◆ Problem
The entries below need to be written out exactly, with no pictures included.

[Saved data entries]
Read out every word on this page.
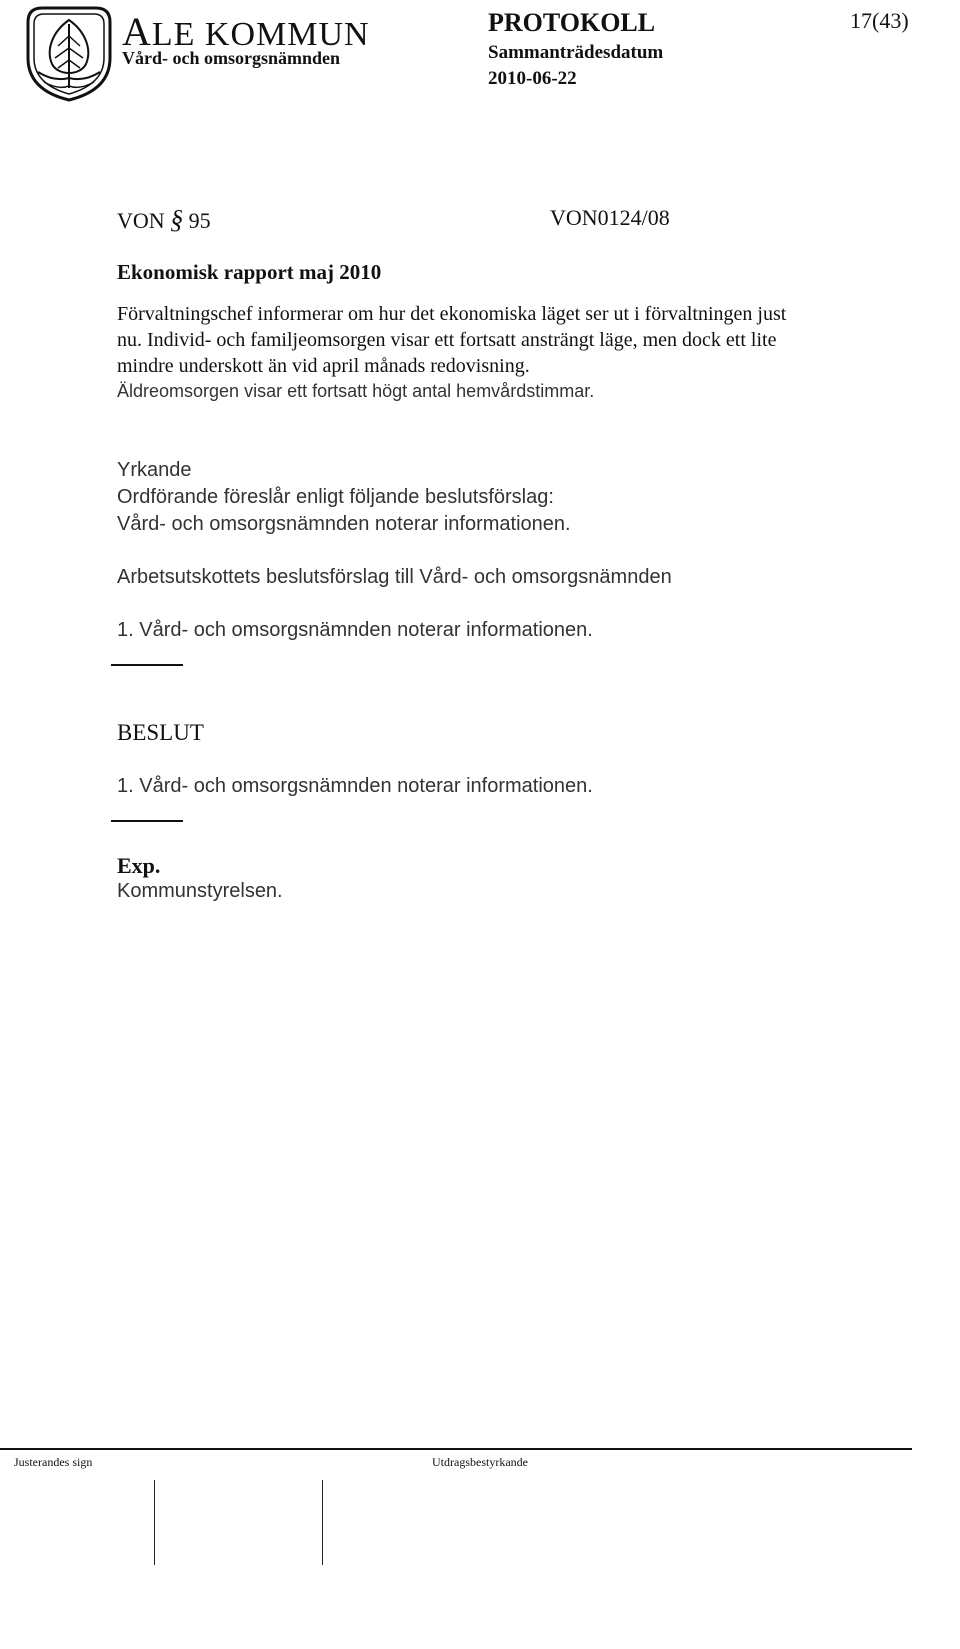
ALE KOMMUN
Vård- och omsorgsnämnden
PROTOKOLL	17(43)
Sammanträdesdatum
2010-06-22
VON § 95	VON0124/08
Ekonomisk rapport maj 2010
Förvaltningschef informerar om hur det ekonomiska läget ser ut i förvaltningen just
nu. Individ- och familjeomsorgen visar ett fortsatt ansträngt läge, men dock ett lite
mindre underskott än vid april månads redovisning.
Äldreomsorgen visar ett fortsatt högt antal hemvårdstimmar.
Yrkande
Ordförande föreslår enligt följande beslutsförslag:
Vård- och omsorgsnämnden noterar informationen.
Arbetsutskottets beslutsförslag till Vård- och omsorgsnämnden
1. Vård- och omsorgsnämnden noterar informationen.
BESLUT
1. Vård- och omsorgsnämnden noterar informationen.
Exp.
Kommunstyrelsen.
Justerandes sign	Utdragsbestyrkande
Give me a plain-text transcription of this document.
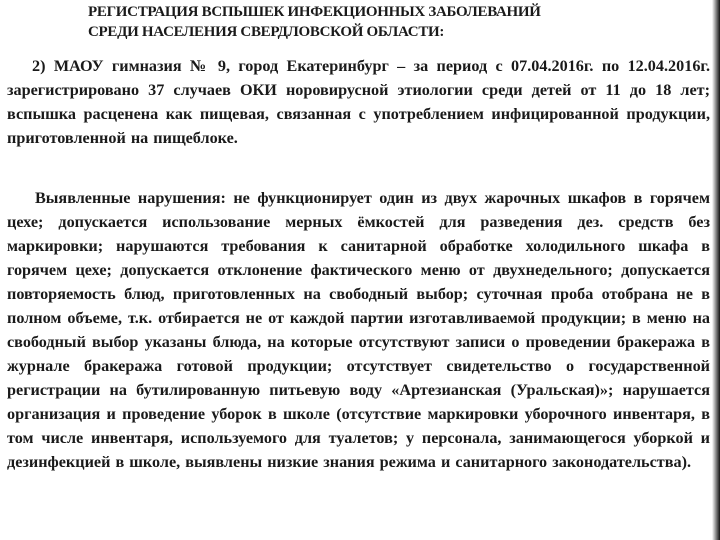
РЕГИСТРАЦИЯ ВСПЫШЕК ИНФЕКЦИОННЫХ ЗАБОЛЕВАНИЙ
СРЕДИ НАСЕЛЕНИЯ СВЕРДЛОВСКОЙ ОБЛАСТИ:
2) МАОУ гимназия № 9, город Екатеринбург – за период с 07.04.2016г. по 12.04.2016г. зарегистрировано 37 случаев ОКИ норовирусной этиологии среди детей от 11 до 18 лет; вспышка расценена как пищевая, связанная с употреблением инфицированной продукции, приготовленной на пищеблоке.
Выявленные нарушения: не функционирует один из двух жарочных шкафов в горячем цехе; допускается использование мерных ёмкостей для разведения дез. средств без маркировки; нарушаются требования к санитарной обработке холодильного шкафа в горячем цехе; допускается отклонение фактического меню от двухнедельного; допускается повторяемость блюд, приготовленных на свободный выбор; суточная проба отобрана не в полном объеме, т.к. отбирается не от каждой партии изготавливаемой продукции; в меню на свободный выбор указаны блюда, на которые отсутствуют записи о проведении бракеража в журнале бракеража готовой продукции; отсутствует свидетельство о государственной регистрации на бутилированную питьевую воду «Артезианская (Уральская)»; нарушается организация и проведение уборок в школе (отсутствие маркировки уборочного инвентаря, в том числе инвентаря, используемого для туалетов; у персонала, занимающегося уборкой и дезинфекцией в школе, выявлены низкие знания режима и санитарного законодательства).
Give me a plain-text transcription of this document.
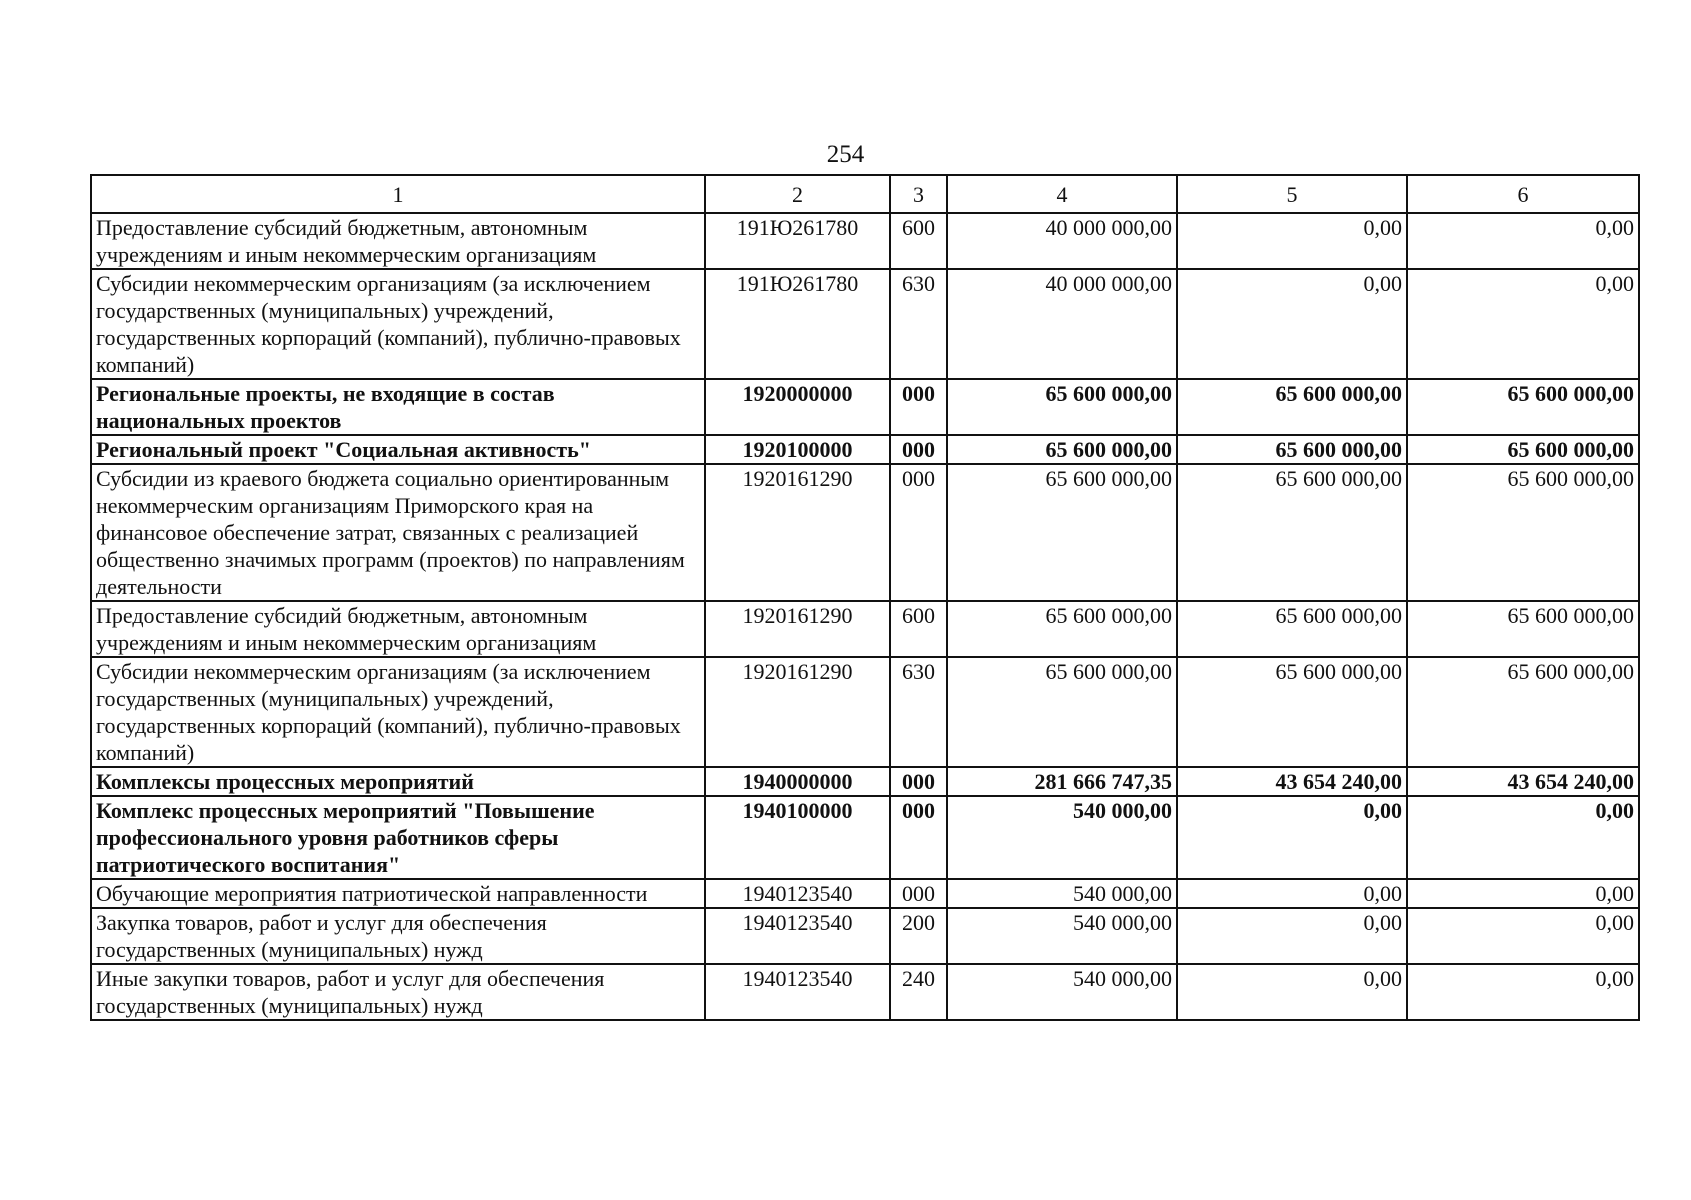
254
1	2	3	4	5	6
Предоставление субсидий бюджетным, автономным учреждениям и иным некоммерческим организациям	191Ю261780	600	40 000 000,00	0,00	0,00
Субсидии некоммерческим организациям (за исключением государственных (муниципальных) учреждений, государственных корпораций (компаний), публично-правовых компаний)	191Ю261780	630	40 000 000,00	0,00	0,00
Региональные проекты, не входящие в состав национальных проектов	1920000000	000	65 600 000,00	65 600 000,00	65 600 000,00
Региональный проект "Социальная активность"	1920100000	000	65 600 000,00	65 600 000,00	65 600 000,00
Субсидии из краевого бюджета социально ориентированным некоммерческим организациям Приморского края на финансовое обеспечение затрат, связанных с реализацией общественно значимых программ (проектов) по направлениям деятельности	1920161290	000	65 600 000,00	65 600 000,00	65 600 000,00
Предоставление субсидий бюджетным, автономным учреждениям и иным некоммерческим организациям	1920161290	600	65 600 000,00	65 600 000,00	65 600 000,00
Субсидии некоммерческим организациям (за исключением государственных (муниципальных) учреждений, государственных корпораций (компаний), публично-правовых компаний)	1920161290	630	65 600 000,00	65 600 000,00	65 600 000,00
Комплексы процессных мероприятий	1940000000	000	281 666 747,35	43 654 240,00	43 654 240,00
Комплекс процессных мероприятий "Повышение профессионального уровня работников сферы патриотического воспитания"	1940100000	000	540 000,00	0,00	0,00
Обучающие мероприятия патриотической направленности	1940123540	000	540 000,00	0,00	0,00
Закупка товаров, работ и услуг для обеспечения государственных (муниципальных) нужд	1940123540	200	540 000,00	0,00	0,00
Иные закупки товаров, работ и услуг для обеспечения государственных (муниципальных) нужд	1940123540	240	540 000,00	0,00	0,00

◆ Final result
Read out every word on this page.
ALE KOMMUN
Vård- och omsorgsnämnden
PROTOKOLL	17(43)
Sammanträdesdatum
2010-06-22
VON § 95	VON0124/08
Ekonomisk rapport maj 2010
Förvaltningschef informerar om hur det ekonomiska läget ser ut i förvaltningen just
nu. Individ- och familjeomsorgen visar ett fortsatt ansträngt läge, men dock ett lite
mindre underskott än vid april månads redovisning.
Äldreomsorgen visar ett fortsatt högt antal hemvårdstimmar.
Yrkande
Ordförande föreslår enligt följande beslutsförslag:
Vård- och omsorgsnämnden noterar informationen.
Arbetsutskottets beslutsförslag till Vård- och omsorgsnämnden
1. Vård- och omsorgsnämnden noterar informationen.
BESLUT
1. Vård- och omsorgsnämnden noterar informationen.
Exp.
Kommunstyrelsen.
Justerandes sign	Utdragsbestyrkande
Give me a plain-text transcription of this document.
РЕГИСТРАЦИЯ ВСПЫШЕК ИНФЕКЦИОННЫХ ЗАБОЛЕВАНИЙ
СРЕДИ НАСЕЛЕНИЯ СВЕРДЛОВСКОЙ ОБЛАСТИ:
2) МАОУ гимназия № 9, город Екатеринбург – за период с 07.04.2016г. по 12.04.2016г. зарегистрировано 37 случаев ОКИ норовирусной этиологии среди детей от 11 до 18 лет; вспышка расценена как пищевая, связанная с употреблением инфицированной продукции, приготовленной на пищеблоке.
Выявленные нарушения: не функционирует один из двух жарочных шкафов в горячем цехе; допускается использование мерных ёмкостей для разведения дез. средств без маркировки; нарушаются требования к санитарной обработке холодильного шкафа в горячем цехе; допускается отклонение фактического меню от двухнедельного; допускается повторяемость блюд, приготовленных на свободный выбор; суточная проба отобрана не в полном объеме, т.к. отбирается не от каждой партии изготавливаемой продукции; в меню на свободный выбор указаны блюда, на которые отсутствуют записи о проведении бракеража в журнале бракеража готовой продукции; отсутствует свидетельство о государственной регистрации на бутилированную питьевую воду «Артезианская (Уральская)»; нарушается организация и проведение уборок в школе (отсутствие маркировки уборочного инвентаря, в том числе инвентаря, используемого для туалетов; у персонала, занимающегося уборкой и дезинфекцией в школе, выявлены низкие знания режима и санитарного законодательства).
Give me a plain-text transcription of this document.
254
1	2	3	4	5	6
Предоставление субсидий бюджетным, автономным учреждениям и иным некоммерческим организациям	191Ю261780	600	40 000 000,00	0,00	0,00
Субсидии некоммерческим организациям (за исключением государственных (муниципальных) учреждений, государственных корпораций (компаний), публично-правовых компаний)	191Ю261780	630	40 000 000,00	0,00	0,00
Региональные проекты, не входящие в состав национальных проектов	1920000000	000	65 600 000,00	65 600 000,00	65 600 000,00
Региональный проект "Социальная активность"	1920100000	000	65 600 000,00	65 600 000,00	65 600 000,00
Субсидии из краевого бюджета социально ориентированным некоммерческим организациям Приморского края на финансовое обеспечение затрат, связанных с реализацией общественно значимых программ (проектов) по направлениям деятельности	1920161290	000	65 600 000,00	65 600 000,00	65 600 000,00
Предоставление субсидий бюджетным, автономным учреждениям и иным некоммерческим организациям	1920161290	600	65 600 000,00	65 600 000,00	65 600 000,00
Субсидии некоммерческим организациям (за исключением государственных (муниципальных) учреждений, государственных корпораций (компаний), публично-правовых компаний)	1920161290	630	65 600 000,00	65 600 000,00	65 600 000,00
Комплексы процессных мероприятий	1940000000	000	281 666 747,35	43 654 240,00	43 654 240,00
Комплекс процессных мероприятий "Повышение профессионального уровня работников сферы патриотического воспитания"	1940100000	000	540 000,00	0,00	0,00
Обучающие мероприятия патриотической направленности	1940123540	000	540 000,00	0,00	0,00
Закупка товаров, работ и услуг для обеспечения государственных (муниципальных) нужд	1940123540	200	540 000,00	0,00	0,00
Иные закупки товаров, работ и услуг для обеспечения государственных (муниципальных) нужд	1940123540	240	540 000,00	0,00	0,00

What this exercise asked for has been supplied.